--- begin ---
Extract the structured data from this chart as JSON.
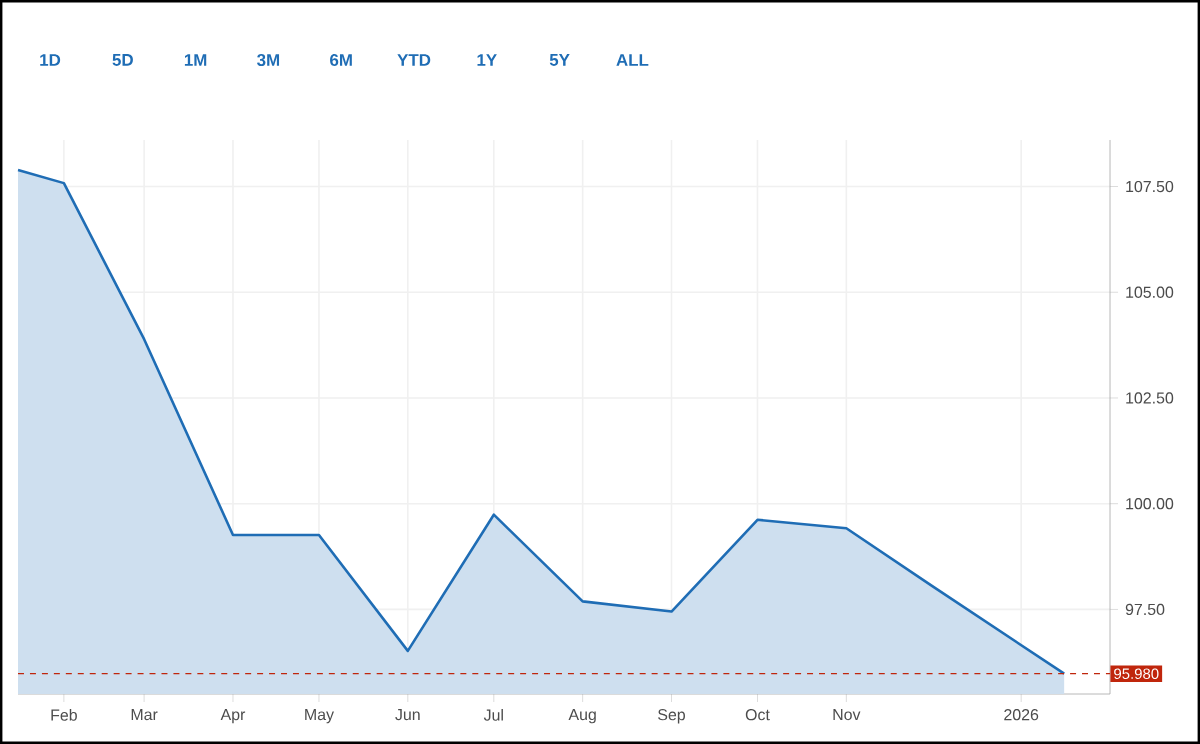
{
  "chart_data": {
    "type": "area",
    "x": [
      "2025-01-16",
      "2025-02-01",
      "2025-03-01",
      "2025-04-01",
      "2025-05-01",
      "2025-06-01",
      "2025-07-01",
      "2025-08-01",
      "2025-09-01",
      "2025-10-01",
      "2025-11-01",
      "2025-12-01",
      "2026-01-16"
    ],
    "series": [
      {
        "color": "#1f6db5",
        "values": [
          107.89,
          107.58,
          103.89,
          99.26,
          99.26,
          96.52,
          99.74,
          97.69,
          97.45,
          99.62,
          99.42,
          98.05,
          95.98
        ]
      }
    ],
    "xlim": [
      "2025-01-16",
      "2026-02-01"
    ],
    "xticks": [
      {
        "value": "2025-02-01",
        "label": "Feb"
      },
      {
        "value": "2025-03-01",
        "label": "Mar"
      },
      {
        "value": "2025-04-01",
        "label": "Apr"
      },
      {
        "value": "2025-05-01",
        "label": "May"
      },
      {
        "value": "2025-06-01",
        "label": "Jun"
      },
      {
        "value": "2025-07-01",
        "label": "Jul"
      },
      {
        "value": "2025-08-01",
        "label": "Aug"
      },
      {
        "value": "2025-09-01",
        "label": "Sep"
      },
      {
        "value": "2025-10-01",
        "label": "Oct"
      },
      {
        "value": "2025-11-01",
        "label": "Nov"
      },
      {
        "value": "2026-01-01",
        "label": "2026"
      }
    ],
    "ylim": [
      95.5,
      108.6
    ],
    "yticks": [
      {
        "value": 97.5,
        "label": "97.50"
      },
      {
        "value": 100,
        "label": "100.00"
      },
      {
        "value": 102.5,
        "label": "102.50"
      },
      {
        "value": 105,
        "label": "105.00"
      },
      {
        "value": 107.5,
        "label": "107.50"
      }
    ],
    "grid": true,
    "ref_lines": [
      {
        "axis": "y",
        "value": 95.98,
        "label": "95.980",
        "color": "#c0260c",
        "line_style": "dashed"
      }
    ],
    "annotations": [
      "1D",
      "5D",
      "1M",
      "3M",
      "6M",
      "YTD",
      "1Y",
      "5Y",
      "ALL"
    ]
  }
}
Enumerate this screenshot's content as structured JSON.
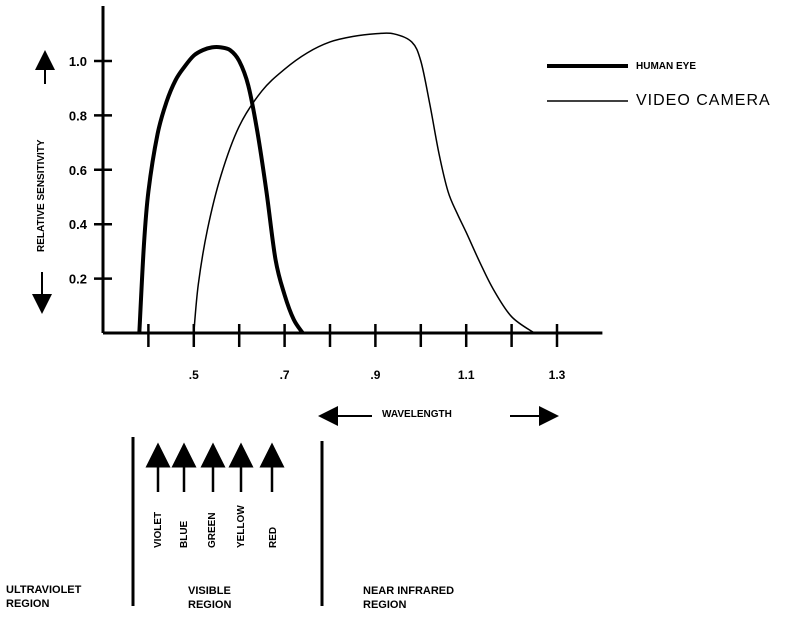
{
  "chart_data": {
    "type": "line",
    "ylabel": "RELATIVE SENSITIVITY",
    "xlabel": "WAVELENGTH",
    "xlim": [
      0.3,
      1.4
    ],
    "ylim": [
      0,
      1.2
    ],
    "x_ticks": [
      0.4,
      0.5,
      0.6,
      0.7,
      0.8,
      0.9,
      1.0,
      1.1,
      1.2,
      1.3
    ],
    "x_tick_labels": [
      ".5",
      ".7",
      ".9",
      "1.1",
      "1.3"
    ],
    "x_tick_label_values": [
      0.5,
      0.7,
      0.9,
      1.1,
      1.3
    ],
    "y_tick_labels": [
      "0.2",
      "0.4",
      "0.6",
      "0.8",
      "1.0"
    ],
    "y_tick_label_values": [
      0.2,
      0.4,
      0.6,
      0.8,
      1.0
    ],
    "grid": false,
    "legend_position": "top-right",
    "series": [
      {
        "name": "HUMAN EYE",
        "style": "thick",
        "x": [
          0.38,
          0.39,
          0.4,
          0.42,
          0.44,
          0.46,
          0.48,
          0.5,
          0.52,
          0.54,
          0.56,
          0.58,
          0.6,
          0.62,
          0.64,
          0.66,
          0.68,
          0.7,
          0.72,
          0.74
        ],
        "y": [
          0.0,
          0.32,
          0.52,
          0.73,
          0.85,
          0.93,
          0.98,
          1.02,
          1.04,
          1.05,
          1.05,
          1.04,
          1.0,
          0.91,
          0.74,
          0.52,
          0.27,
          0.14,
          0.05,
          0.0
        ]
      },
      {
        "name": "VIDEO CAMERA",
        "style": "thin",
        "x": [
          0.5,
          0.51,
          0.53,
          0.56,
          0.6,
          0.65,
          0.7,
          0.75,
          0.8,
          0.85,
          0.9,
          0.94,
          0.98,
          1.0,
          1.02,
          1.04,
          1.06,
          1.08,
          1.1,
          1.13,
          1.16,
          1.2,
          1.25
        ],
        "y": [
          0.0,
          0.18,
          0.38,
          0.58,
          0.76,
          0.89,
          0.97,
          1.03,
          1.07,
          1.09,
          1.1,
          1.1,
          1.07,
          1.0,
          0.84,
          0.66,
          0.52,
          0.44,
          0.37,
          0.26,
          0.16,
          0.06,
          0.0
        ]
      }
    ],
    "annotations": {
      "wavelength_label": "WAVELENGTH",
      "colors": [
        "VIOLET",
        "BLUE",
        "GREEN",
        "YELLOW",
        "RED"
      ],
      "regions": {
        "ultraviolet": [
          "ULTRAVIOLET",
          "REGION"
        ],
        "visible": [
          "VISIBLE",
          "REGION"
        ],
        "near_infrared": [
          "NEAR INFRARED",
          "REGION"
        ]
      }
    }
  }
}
--- end ---
> [GOAL]:
Reproduce every line of the listing above in which the string "WAVELENGTH" appears.

> [SOLUTION TO THE PROBLEM]:
    "xlabel": "WAVELENGTH",
      "wavelength_label": "WAVELENGTH",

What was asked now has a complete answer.